WRITTEN INSTRUCTION:
Transcribe all of the material exactly. Any picture in it should be left out.

DATA TO USE:
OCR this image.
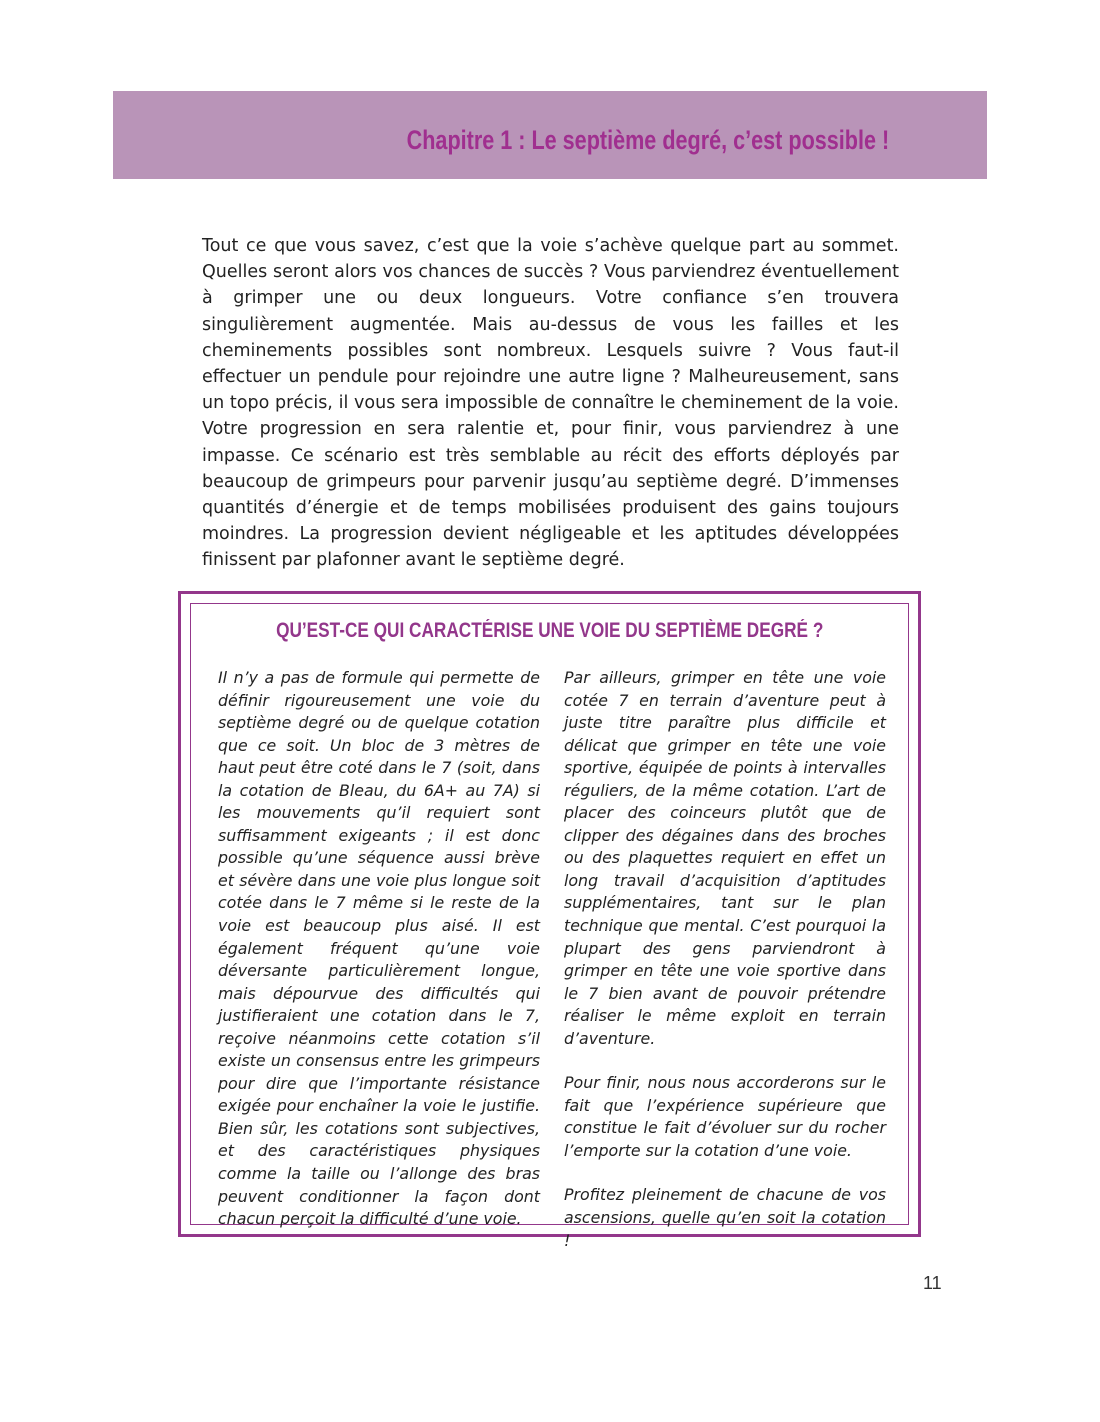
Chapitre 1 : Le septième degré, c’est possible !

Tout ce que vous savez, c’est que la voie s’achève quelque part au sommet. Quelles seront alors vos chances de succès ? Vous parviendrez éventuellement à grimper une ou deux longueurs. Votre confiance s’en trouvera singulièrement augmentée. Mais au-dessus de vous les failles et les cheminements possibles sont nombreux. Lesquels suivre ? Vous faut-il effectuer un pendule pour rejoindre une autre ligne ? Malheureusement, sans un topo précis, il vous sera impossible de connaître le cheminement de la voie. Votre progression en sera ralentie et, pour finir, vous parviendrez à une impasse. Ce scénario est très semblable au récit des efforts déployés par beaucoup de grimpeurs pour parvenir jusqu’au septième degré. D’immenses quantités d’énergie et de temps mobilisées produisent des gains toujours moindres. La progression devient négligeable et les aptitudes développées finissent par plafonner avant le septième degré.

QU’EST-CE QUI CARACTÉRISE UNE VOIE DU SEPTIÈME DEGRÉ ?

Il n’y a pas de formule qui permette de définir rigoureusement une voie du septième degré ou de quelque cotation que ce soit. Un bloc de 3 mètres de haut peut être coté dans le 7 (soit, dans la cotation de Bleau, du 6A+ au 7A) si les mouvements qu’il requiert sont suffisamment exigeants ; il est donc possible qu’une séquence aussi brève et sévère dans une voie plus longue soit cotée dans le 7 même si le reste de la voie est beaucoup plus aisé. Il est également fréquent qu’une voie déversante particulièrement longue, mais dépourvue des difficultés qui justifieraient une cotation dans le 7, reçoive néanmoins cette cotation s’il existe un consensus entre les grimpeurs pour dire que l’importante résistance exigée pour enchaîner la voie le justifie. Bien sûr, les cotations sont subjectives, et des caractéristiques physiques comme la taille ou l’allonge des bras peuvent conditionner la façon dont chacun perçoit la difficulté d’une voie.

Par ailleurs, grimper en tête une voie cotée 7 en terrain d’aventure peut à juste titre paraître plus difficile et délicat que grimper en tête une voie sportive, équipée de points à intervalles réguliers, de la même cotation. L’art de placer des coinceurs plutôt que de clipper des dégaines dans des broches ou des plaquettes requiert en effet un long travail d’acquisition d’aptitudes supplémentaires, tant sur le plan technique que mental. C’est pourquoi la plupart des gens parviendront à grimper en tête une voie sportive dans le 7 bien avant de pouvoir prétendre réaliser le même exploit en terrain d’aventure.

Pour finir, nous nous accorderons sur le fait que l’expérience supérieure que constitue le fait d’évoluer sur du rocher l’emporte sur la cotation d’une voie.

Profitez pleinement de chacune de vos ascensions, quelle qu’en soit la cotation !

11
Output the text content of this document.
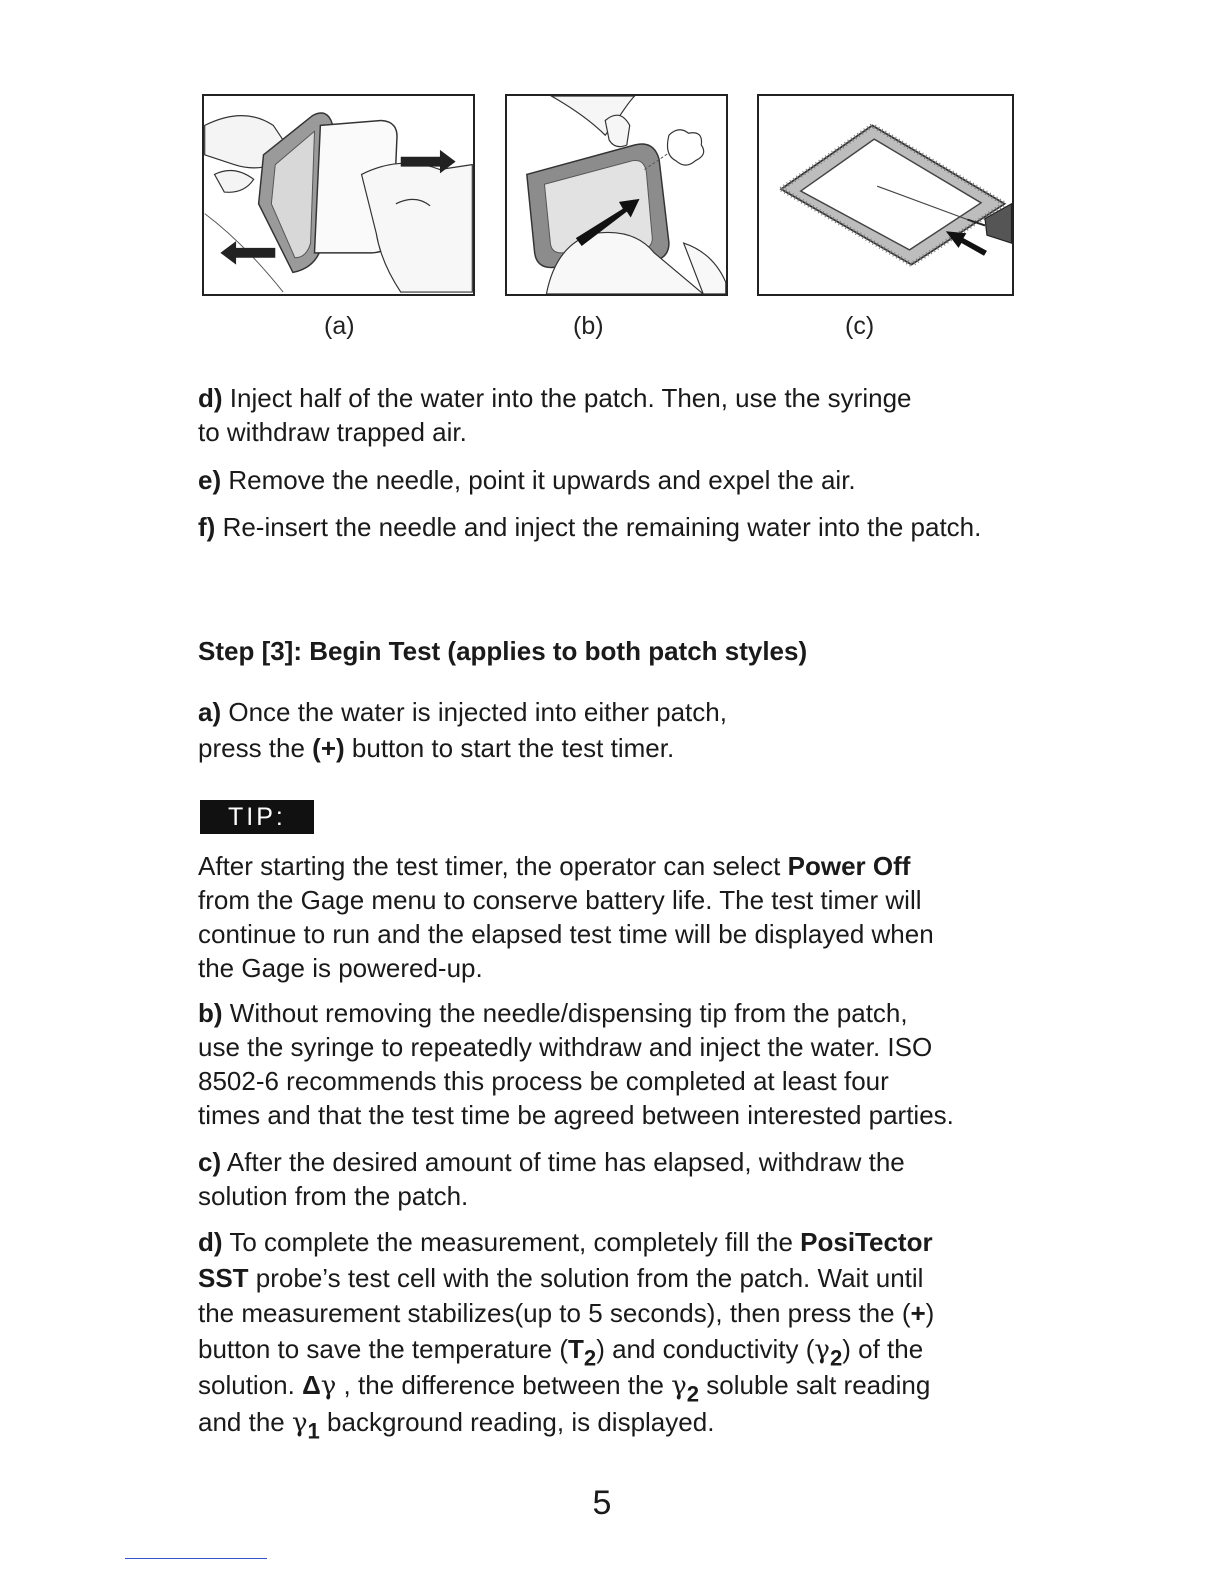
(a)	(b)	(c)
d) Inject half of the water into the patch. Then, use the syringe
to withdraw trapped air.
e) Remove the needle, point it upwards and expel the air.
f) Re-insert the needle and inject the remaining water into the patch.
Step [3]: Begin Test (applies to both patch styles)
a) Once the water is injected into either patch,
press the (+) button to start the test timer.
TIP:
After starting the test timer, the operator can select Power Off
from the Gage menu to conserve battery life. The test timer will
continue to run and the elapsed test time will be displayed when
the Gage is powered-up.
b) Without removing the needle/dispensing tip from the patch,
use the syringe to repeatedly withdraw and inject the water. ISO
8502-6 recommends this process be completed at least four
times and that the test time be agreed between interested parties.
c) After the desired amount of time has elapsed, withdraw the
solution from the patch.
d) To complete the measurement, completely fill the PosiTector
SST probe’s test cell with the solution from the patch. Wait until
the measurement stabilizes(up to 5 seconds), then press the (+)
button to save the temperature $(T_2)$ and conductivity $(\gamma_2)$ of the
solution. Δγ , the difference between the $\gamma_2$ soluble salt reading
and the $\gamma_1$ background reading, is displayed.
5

ANSWER FOR THIS EXERCISE:
OCR this image.
Chapitre 1 : Le septième degré, c’est possible !

Tout ce que vous savez, c’est que la voie s’achève quelque part au sommet. Quelles seront alors vos chances de succès ? Vous parviendrez éventuellement à grimper une ou deux longueurs. Votre confiance s’en trouvera singulièrement augmentée. Mais au-dessus de vous les failles et les cheminements possibles sont nombreux. Lesquels suivre ? Vous faut-il effectuer un pendule pour rejoindre une autre ligne ? Malheureusement, sans un topo précis, il vous sera impossible de connaître le cheminement de la voie. Votre progression en sera ralentie et, pour finir, vous parviendrez à une impasse. Ce scénario est très semblable au récit des efforts déployés par beaucoup de grimpeurs pour parvenir jusqu’au septième degré. D’immenses quantités d’énergie et de temps mobilisées produisent des gains toujours moindres. La progression devient négligeable et les aptitudes développées finissent par plafonner avant le septième degré.

QU’EST-CE QUI CARACTÉRISE UNE VOIE DU SEPTIÈME DEGRÉ ?

Il n’y a pas de formule qui permette de définir rigoureusement une voie du septième degré ou de quelque cotation que ce soit. Un bloc de 3 mètres de haut peut être coté dans le 7 (soit, dans la cotation de Bleau, du 6A+ au 7A) si les mouvements qu’il requiert sont suffisamment exigeants ; il est donc possible qu’une séquence aussi brève et sévère dans une voie plus longue soit cotée dans le 7 même si le reste de la voie est beaucoup plus aisé. Il est également fréquent qu’une voie déversante particulièrement longue, mais dépourvue des difficultés qui justifieraient une cotation dans le 7, reçoive néanmoins cette cotation s’il existe un consensus entre les grimpeurs pour dire que l’importante résistance exigée pour enchaîner la voie le justifie. Bien sûr, les cotations sont subjectives, et des caractéristiques physiques comme la taille ou l’allonge des bras peuvent conditionner la façon dont chacun perçoit la difficulté d’une voie.

Par ailleurs, grimper en tête une voie cotée 7 en terrain d’aventure peut à juste titre paraître plus difficile et délicat que grimper en tête une voie sportive, équipée de points à intervalles réguliers, de la même cotation. L’art de placer des coinceurs plutôt que de clipper des dégaines dans des broches ou des plaquettes requiert en effet un long travail d’acquisition d’aptitudes supplémentaires, tant sur le plan technique que mental. C’est pourquoi la plupart des gens parviendront à grimper en tête une voie sportive dans le 7 bien avant de pouvoir prétendre réaliser le même exploit en terrain d’aventure.

Pour finir, nous nous accorderons sur le fait que l’expérience supérieure que constitue le fait d’évoluer sur du rocher l’emporte sur la cotation d’une voie.

Profitez pleinement de chacune de vos ascensions, quelle qu’en soit la cotation !

11
Output the text content of this document.
(a)	(b)	(c)
d) Inject half of the water into the patch. Then, use the syringe
to withdraw trapped air.
e) Remove the needle, point it upwards and expel the air.
f) Re-insert the needle and inject the remaining water into the patch.
Step [3]: Begin Test (applies to both patch styles)
a) Once the water is injected into either patch,
press the (+) button to start the test timer.
TIP:
After starting the test timer, the operator can select Power Off
from the Gage menu to conserve battery life. The test timer will
continue to run and the elapsed test time will be displayed when
the Gage is powered-up.
b) Without removing the needle/dispensing tip from the patch,
use the syringe to repeatedly withdraw and inject the water. ISO
8502-6 recommends this process be completed at least four
times and that the test time be agreed between interested parties.
c) After the desired amount of time has elapsed, withdraw the
solution from the patch.
d) To complete the measurement, completely fill the PosiTector
SST probe’s test cell with the solution from the patch. Wait until
the measurement stabilizes(up to 5 seconds), then press the (+)
button to save the temperature $(T_2)$ and conductivity $(\gamma_2)$ of the
solution. Δγ , the difference between the $\gamma_2$ soluble salt reading
and the $\gamma_1$ background reading, is displayed.
5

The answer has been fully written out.